(Dataset items)
━━━━━━━━━━━━━━━━━━━━

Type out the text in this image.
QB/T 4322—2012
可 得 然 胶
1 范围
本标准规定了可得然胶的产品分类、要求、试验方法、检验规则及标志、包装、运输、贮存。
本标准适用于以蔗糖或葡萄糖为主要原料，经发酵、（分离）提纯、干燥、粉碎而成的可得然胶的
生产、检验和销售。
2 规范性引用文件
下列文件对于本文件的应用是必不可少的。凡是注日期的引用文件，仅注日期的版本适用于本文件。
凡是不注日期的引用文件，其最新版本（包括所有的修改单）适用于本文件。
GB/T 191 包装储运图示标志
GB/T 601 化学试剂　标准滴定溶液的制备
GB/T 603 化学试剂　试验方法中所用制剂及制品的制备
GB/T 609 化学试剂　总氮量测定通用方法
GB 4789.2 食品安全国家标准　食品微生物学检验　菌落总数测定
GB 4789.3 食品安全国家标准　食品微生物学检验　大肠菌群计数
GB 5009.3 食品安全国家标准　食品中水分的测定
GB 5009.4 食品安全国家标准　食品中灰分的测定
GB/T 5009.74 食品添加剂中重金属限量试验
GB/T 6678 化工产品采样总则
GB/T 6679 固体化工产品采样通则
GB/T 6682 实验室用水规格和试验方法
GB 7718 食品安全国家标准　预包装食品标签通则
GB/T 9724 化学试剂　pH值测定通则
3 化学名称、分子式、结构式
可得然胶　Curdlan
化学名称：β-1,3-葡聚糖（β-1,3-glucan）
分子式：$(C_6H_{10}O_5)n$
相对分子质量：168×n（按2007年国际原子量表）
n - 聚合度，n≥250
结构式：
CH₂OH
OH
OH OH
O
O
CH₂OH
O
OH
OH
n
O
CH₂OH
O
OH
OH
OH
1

━━━━━━━━━━━━━━━━━━━━

*REQUIREMENT*. State how many lines above contain the string "食品安全国家标准", with no other words.

*COMPLETE ANSWER*. 5